• Rows from a dataset:
■ ■ ■ ■

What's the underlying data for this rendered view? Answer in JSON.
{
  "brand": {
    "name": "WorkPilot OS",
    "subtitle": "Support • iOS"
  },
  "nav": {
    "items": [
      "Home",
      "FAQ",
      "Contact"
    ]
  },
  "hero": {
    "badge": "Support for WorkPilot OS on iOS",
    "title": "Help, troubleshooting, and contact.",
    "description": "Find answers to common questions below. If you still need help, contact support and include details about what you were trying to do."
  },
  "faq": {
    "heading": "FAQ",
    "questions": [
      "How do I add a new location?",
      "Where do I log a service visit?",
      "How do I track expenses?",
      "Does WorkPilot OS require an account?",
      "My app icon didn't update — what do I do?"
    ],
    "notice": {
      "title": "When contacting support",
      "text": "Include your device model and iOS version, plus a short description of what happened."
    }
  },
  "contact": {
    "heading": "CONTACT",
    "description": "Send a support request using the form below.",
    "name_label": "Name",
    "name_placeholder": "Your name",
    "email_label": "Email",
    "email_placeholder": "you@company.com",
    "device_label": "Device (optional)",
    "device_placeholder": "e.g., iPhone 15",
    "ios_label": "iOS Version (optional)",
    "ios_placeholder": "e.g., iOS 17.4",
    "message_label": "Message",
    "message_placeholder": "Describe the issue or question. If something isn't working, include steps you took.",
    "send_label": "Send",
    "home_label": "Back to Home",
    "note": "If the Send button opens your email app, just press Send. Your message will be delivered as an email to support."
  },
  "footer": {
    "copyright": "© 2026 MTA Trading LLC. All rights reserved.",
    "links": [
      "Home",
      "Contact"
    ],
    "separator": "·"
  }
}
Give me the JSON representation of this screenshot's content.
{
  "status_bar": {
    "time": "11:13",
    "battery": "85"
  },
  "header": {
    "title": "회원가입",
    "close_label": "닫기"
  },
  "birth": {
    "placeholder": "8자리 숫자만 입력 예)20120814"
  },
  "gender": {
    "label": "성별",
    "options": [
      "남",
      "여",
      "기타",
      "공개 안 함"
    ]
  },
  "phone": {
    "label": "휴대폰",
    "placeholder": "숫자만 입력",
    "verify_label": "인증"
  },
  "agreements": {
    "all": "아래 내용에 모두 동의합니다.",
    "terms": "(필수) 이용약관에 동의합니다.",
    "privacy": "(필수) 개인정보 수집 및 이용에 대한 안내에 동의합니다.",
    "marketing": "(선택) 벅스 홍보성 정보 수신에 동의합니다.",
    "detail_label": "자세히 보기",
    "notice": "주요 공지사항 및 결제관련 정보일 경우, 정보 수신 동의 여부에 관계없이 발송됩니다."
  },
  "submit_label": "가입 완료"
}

■ ■ ■ ■

• What needs to be done:
All of the records must be repeated exactly.

• Answer:
What's the underlying data for this rendered view? Answer in JSON.
{
  "brand": {
    "name": "WorkPilot OS",
    "subtitle": "Support • iOS"
  },
  "nav": {
    "items": [
      "Home",
      "FAQ",
      "Contact"
    ]
  },
  "hero": {
    "badge": "Support for WorkPilot OS on iOS",
    "title": "Help, troubleshooting, and contact.",
    "description": "Find answers to common questions below. If you still need help, contact support and include details about what you were trying to do."
  },
  "faq": {
    "heading": "FAQ",
    "questions": [
      "How do I add a new location?",
      "Where do I log a service visit?",
      "How do I track expenses?",
      "Does WorkPilot OS require an account?",
      "My app icon didn't update — what do I do?"
    ],
    "notice": {
      "title": "When contacting support",
      "text": "Include your device model and iOS version, plus a short description of what happened."
    }
  },
  "contact": {
    "heading": "CONTACT",
    "description": "Send a support request using the form below.",
    "name_label": "Name",
    "name_placeholder": "Your name",
    "email_label": "Email",
    "email_placeholder": "you@company.com",
    "device_label": "Device (optional)",
    "device_placeholder": "e.g., iPhone 15",
    "ios_label": "iOS Version (optional)",
    "ios_placeholder": "e.g., iOS 17.4",
    "message_label": "Message",
    "message_placeholder": "Describe the issue or question. If something isn't working, include steps you took.",
    "send_label": "Send",
    "home_label": "Back to Home",
    "note": "If the Send button opens your email app, just press Send. Your message will be delivered as an email to support."
  },
  "footer": {
    "copyright": "© 2026 MTA Trading LLC. All rights reserved.",
    "links": [
      "Home",
      "Contact"
    ],
    "separator": "·"
  }
}
Give me the JSON representation of this screenshot's content.
{
  "status_bar": {
    "time": "11:13",
    "battery": "85"
  },
  "header": {
    "title": "회원가입",
    "close_label": "닫기"
  },
  "birth": {
    "placeholder": "8자리 숫자만 입력 예)20120814"
  },
  "gender": {
    "label": "성별",
    "options": [
      "남",
      "여",
      "기타",
      "공개 안 함"
    ]
  },
  "phone": {
    "label": "휴대폰",
    "placeholder": "숫자만 입력",
    "verify_label": "인증"
  },
  "agreements": {
    "all": "아래 내용에 모두 동의합니다.",
    "terms": "(필수) 이용약관에 동의합니다.",
    "privacy": "(필수) 개인정보 수집 및 이용에 대한 안내에 동의합니다.",
    "marketing": "(선택) 벅스 홍보성 정보 수신에 동의합니다.",
    "detail_label": "자세히 보기",
    "notice": "주요 공지사항 및 결제관련 정보일 경우, 정보 수신 동의 여부에 관계없이 발송됩니다."
  },
  "submit_label": "가입 완료"
}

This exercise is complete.